_必須タスク 1:_ レコードの先頭から「up-down-arrows-icon xyxy=(1011,63,1019,77)」を含む行までを、両端の行も含めて一字一句変えずに出力してください。

_原文:_
-------------------------

たいへんだったこと、辞めたいと思ったことはありますか?

開業当初は、商品が揃わなかったらどうしようと心配しましたし、競合店ができて売り上げが下がれば、それもまた不安になりましたし。毎年、毎年、同じことをやっているだけでいいのかなと思ったりもします。でも続けていきたいという気持ちの方が強くありますので。

たいへんな時期をどのようにして乗り越えてこられましたか?

今もあがいていますが(笑)お客様が「続けてよ〜。助かるわ〜」と言ってくれるから、その言葉に励まされています。

リサイクルショップで難しいところは?

photo3.jpgやっぱり仕入れのバランスかな〜。買いに来る人が欲しがっている商品がどれだけ入ってくるのか、誰がどんな商品をいつ持ってきてくれるか分からないわけですから、仕入れは安定しません。欲しい商品がなかなか入らずに、同じ商品ばかりが集まる、そんな場合の調整が難しいですね。まだ使えると持って来てくれたら、商品としての値打ちはあるわけですし、要らないとは言えませんよね。こういうとき新品を扱うお店だったら、必要な商品だけ発注すればいいので楽なのかなと思ったりもします。売れそうな商品のサイズ違い、色違い、と発注できますし。あと、リサイクルだと、汚れがある場合もありますので、クリーニングや修理などですぐにはお店に出せなかったりします。

開業して良かったことはどんなことでしょう?

まず第一にお客様に喜んでもらえることです。お客様との出会いも大切な財産ですね。赤ちゃんだった子が小学生になって「こんなに大きくなったよ」と言ってまたお店に来てくれると、続けてやっているとこんなこともあるんだなと嬉しくなります。あとちょっと手前味噌になりますが、うちの子供達が「勿体無い」と思う気持ちを持っているのは、私達がやっている仕事を通して、「物を大事にしないといけない」「何でも簡単に捨ててはいけない」ということを伝えられているからだなと思えることかな。

成功したポイントは何でしょうか?

-------------------------

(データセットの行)

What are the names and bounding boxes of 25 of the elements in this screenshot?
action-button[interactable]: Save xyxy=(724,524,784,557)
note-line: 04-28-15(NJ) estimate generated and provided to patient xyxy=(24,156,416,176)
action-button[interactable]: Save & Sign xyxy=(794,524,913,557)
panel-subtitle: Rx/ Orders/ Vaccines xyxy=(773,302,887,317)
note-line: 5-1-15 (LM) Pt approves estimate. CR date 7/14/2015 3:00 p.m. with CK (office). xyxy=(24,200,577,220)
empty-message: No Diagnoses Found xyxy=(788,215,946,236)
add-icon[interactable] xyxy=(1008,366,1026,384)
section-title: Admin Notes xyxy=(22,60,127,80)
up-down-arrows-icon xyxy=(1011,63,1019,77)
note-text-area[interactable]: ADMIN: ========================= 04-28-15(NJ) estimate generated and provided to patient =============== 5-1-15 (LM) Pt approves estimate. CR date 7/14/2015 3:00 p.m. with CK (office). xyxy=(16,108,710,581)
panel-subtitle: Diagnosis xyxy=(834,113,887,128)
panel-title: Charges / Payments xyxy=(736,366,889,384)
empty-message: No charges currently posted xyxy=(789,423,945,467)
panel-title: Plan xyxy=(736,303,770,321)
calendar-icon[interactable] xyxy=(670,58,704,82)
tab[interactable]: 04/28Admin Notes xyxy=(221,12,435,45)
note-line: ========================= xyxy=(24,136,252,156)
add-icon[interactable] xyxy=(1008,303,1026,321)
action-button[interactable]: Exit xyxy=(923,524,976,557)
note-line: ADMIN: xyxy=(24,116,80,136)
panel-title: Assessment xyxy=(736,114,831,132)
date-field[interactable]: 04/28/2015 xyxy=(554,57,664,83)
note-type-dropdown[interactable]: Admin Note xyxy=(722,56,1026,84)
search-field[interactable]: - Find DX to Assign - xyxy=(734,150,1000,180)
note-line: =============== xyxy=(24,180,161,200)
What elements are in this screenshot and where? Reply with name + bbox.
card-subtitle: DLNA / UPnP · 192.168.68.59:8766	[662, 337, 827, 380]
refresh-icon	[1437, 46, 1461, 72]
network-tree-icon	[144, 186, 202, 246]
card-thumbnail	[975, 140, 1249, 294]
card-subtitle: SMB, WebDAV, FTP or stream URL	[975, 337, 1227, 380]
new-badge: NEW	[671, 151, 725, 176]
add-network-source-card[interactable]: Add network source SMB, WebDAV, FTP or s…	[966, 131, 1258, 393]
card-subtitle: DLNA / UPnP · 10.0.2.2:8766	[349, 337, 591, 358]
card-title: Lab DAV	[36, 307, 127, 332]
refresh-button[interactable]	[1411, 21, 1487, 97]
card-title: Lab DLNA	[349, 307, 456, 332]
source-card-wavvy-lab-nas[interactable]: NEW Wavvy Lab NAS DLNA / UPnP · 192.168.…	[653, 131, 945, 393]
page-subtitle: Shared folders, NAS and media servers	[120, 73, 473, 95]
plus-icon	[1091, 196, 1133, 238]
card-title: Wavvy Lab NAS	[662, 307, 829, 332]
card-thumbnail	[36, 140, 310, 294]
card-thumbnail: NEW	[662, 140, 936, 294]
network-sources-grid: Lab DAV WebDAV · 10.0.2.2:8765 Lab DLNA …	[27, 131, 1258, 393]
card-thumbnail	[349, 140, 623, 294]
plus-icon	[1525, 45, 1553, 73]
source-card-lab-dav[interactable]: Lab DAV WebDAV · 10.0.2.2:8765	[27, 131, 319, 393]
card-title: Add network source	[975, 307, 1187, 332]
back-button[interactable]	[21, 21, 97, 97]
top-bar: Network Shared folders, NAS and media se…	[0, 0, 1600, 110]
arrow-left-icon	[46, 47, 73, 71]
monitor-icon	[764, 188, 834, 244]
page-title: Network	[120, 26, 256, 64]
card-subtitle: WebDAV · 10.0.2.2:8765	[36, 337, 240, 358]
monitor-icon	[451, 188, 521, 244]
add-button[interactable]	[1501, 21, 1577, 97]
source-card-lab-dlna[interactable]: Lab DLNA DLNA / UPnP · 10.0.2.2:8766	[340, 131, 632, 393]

-------------------------

_必須タスク 2:_
次の(a)〜(c)がリサイクルショップについてのインタビューの内容と合っているか、それぞれ「はい」か「いいえ」で答え、判断の根拠となる箇所をインタビューからそのまま引用すること。
(a) 開業当初、商品が揃わないことを心配していた。
(b) リサイクルショップでは、必要な商品だけを発注できるので仕入れが安定している。
(c) 汚れのある商品は、クリーニングや修理のためにすぐには店に出せないことがある。

_正しい回答 1:_
What are the names and bounding boxes of 25 of the elements in this screenshot?
action-button[interactable]: Save xyxy=(724,524,784,557)
note-line: 04-28-15(NJ) estimate generated and provided to patient xyxy=(24,156,416,176)
action-button[interactable]: Save & Sign xyxy=(794,524,913,557)
panel-subtitle: Rx/ Orders/ Vaccines xyxy=(773,302,887,317)
note-line: 5-1-15 (LM) Pt approves estimate. CR date 7/14/2015 3:00 p.m. with CK (office). xyxy=(24,200,577,220)
empty-message: No Diagnoses Found xyxy=(788,215,946,236)
add-icon[interactable] xyxy=(1008,366,1026,384)
section-title: Admin Notes xyxy=(22,60,127,80)
up-down-arrows-icon xyxy=(1011,63,1019,77)

_正しい回答 2:_
(a) はい。「開業当初は、商品が揃わなかったらどうしようと心配しましたし」
(b) いいえ。「誰がどんな商品をいつ持ってきてくれるか分からないわけですから、仕入れは安定しません。」
(c) はい。「リサイクルだと、汚れがある場合もありますので、クリーニングや修理などですぐにはお店に出せなかったりします。」